Starting with the line that has "Decode this image" in it, repeat every line through the last one, word for word, and give nothing more.

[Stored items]
▼

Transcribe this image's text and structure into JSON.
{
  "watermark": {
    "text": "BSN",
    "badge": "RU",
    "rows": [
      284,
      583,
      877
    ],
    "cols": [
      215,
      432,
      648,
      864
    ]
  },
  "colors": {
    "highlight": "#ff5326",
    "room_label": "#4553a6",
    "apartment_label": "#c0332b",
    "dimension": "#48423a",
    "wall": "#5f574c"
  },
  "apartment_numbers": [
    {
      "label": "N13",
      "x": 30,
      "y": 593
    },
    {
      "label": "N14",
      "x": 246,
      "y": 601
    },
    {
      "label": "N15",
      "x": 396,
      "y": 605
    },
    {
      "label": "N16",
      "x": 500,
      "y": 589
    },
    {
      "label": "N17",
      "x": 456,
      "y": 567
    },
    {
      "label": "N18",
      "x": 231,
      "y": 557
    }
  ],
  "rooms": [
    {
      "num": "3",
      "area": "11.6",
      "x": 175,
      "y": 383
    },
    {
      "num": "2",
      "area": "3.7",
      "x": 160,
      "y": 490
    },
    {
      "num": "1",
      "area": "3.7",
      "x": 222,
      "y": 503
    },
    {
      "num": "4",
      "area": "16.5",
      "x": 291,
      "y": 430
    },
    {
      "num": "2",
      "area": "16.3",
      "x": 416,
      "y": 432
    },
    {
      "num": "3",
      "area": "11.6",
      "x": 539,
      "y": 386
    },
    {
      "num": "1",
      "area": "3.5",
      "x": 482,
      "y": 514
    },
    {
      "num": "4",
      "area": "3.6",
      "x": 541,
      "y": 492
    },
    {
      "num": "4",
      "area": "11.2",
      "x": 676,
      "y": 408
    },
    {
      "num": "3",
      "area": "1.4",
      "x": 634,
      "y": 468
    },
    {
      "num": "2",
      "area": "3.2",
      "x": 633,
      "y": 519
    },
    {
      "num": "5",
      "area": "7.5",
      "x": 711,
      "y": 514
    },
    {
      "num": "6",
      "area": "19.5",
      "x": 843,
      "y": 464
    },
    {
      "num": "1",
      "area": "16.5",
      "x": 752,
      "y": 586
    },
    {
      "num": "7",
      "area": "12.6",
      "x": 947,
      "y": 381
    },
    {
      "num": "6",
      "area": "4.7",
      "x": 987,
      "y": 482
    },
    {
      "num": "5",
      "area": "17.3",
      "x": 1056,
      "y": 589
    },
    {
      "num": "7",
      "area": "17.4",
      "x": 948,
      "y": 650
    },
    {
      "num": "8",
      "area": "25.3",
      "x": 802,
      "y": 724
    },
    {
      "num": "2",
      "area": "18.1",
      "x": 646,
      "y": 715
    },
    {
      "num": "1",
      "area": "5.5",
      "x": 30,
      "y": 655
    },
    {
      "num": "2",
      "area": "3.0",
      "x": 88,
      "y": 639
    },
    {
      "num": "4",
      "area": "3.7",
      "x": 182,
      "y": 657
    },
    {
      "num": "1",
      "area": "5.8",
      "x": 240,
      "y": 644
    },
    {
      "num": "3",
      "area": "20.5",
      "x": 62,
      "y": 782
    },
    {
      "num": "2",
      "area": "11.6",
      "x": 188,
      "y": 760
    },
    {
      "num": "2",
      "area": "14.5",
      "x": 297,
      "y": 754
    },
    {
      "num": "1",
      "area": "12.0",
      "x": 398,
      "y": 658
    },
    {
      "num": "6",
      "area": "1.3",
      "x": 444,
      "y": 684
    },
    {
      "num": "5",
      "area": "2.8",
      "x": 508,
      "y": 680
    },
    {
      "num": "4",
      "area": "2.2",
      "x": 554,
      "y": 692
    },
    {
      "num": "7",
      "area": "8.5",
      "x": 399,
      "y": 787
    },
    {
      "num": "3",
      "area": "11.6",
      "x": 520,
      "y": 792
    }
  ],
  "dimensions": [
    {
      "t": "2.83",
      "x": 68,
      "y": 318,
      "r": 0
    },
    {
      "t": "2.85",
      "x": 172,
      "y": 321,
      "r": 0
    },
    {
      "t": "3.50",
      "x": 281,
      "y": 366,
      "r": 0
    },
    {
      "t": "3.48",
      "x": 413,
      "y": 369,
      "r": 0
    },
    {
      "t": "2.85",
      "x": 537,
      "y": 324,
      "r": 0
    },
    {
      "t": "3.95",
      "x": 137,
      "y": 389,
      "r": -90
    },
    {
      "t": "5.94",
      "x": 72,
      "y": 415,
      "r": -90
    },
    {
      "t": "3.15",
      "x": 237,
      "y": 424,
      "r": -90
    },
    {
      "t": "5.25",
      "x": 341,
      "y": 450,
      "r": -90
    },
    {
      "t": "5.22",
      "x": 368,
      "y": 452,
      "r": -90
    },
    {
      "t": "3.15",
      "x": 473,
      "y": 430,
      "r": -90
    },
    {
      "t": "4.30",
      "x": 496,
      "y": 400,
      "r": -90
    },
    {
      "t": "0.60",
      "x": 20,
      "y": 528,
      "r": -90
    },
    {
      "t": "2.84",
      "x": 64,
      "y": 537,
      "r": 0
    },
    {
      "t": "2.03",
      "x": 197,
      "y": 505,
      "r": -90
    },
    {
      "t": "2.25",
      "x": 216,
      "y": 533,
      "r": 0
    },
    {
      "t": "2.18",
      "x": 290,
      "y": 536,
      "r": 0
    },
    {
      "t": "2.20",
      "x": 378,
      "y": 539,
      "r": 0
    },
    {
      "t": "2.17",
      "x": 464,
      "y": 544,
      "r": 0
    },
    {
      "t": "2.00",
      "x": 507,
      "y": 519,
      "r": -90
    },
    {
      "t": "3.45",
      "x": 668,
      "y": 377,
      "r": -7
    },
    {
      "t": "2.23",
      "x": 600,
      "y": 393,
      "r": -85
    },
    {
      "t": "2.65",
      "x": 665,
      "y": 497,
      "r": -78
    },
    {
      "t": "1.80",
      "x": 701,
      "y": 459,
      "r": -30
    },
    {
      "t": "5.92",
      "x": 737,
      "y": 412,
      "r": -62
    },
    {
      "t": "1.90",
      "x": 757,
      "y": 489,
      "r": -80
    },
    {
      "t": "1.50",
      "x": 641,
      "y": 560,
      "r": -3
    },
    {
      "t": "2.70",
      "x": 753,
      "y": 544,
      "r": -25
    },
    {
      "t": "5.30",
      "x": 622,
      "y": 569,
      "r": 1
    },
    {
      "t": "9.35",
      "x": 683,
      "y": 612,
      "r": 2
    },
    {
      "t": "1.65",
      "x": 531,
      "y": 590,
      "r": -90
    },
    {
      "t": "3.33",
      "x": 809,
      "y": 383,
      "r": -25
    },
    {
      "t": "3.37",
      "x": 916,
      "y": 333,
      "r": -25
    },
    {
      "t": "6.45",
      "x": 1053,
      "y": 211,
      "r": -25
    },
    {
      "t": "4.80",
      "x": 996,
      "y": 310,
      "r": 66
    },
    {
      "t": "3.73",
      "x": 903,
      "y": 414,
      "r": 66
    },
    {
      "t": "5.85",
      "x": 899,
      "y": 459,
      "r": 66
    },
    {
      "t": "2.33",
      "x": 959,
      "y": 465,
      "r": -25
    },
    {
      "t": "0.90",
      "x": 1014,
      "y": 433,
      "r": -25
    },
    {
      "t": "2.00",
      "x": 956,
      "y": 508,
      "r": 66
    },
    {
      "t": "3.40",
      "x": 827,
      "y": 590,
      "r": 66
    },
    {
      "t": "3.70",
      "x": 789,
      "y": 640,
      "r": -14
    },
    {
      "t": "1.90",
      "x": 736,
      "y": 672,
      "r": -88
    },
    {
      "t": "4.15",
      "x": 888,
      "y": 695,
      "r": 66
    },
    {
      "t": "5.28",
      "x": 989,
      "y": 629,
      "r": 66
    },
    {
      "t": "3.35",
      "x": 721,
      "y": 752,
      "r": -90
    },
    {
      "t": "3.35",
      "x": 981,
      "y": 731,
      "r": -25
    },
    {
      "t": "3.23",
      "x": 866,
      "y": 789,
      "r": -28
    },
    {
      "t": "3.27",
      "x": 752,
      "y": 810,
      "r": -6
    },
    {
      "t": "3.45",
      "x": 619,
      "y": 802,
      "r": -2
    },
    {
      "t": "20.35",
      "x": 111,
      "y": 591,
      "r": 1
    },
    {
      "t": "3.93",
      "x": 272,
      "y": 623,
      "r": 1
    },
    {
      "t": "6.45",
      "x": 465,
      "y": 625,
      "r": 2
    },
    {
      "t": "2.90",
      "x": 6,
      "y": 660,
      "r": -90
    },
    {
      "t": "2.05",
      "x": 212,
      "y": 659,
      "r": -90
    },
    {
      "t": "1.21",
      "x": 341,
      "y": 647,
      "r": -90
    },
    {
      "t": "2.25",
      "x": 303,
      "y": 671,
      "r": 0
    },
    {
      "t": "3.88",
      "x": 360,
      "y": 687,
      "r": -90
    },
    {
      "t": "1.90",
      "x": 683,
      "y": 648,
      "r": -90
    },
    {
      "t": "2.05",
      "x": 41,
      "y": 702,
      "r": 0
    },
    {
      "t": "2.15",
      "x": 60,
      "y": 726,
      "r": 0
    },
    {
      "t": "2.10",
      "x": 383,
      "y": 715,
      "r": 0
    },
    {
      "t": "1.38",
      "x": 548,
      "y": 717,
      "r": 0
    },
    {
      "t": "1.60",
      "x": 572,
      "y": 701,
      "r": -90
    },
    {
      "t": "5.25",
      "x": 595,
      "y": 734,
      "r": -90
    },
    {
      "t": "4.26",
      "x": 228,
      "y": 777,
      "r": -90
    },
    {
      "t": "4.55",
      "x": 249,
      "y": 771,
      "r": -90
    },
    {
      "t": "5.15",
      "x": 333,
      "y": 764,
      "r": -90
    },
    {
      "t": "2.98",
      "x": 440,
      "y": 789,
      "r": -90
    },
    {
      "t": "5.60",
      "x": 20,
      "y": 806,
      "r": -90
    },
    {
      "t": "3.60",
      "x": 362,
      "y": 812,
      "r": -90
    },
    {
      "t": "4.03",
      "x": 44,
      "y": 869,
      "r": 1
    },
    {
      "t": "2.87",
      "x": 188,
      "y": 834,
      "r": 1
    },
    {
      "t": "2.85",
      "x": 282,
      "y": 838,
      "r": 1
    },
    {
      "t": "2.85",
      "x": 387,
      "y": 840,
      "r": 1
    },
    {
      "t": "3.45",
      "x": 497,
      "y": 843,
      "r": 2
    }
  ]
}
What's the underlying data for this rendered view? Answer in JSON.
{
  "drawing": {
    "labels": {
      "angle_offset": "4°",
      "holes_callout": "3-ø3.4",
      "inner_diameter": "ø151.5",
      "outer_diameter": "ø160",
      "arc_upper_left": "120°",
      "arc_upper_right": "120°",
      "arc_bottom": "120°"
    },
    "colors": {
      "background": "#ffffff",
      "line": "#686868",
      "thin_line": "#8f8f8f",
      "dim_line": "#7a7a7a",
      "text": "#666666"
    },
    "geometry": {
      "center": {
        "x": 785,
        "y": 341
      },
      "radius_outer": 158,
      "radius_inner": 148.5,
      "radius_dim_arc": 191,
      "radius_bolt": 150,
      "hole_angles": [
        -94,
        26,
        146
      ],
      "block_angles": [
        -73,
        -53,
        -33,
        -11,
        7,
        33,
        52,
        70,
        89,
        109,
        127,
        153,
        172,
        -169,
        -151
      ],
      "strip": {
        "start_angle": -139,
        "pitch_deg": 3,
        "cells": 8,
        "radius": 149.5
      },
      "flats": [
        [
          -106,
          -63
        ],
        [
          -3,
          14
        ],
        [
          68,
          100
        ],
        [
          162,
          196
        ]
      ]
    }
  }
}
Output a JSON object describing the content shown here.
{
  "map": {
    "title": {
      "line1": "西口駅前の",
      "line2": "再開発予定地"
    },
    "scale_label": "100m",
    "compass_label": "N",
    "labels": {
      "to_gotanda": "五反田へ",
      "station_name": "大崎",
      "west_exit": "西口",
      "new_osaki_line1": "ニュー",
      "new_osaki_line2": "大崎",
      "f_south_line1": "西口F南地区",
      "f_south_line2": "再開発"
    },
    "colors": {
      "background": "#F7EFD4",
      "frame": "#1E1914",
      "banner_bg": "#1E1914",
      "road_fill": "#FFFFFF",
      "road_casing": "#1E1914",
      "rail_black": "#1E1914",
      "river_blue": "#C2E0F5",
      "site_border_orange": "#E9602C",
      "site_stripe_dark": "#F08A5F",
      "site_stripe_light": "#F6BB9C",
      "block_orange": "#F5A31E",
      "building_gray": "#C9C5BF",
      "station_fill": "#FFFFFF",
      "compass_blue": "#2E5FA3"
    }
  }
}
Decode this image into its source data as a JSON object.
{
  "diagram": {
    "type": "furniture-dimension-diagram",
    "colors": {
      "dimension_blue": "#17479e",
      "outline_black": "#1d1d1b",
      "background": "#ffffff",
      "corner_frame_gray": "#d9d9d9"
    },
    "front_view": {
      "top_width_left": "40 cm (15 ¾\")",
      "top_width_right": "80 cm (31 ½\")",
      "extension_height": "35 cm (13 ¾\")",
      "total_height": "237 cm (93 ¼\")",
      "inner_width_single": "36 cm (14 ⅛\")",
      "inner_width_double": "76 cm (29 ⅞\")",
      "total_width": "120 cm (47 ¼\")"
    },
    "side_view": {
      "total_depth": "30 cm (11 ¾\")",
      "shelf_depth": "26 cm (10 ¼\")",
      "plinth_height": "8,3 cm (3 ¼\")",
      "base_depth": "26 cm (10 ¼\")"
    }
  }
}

▲

**Final result**
Decode this image into its source data as a JSON object.
{
  "diagram": {
    "type": "furniture-dimension-diagram",
    "colors": {
      "dimension_blue": "#17479e",
      "outline_black": "#1d1d1b",
      "background": "#ffffff",
      "corner_frame_gray": "#d9d9d9"
    },
    "front_view": {
      "top_width_left": "40 cm (15 ¾\")",
      "top_width_right": "80 cm (31 ½\")",
      "extension_height": "35 cm (13 ¾\")",
      "total_height": "237 cm (93 ¼\")",
      "inner_width_single": "36 cm (14 ⅛\")",
      "inner_width_double": "76 cm (29 ⅞\")",
      "total_width": "120 cm (47 ¼\")"
    },
    "side_view": {
      "total_depth": "30 cm (11 ¾\")",
      "shelf_depth": "26 cm (10 ¼\")",
      "plinth_height": "8,3 cm (3 ¼\")",
      "base_depth": "26 cm (10 ¼\")"
    }
  }
}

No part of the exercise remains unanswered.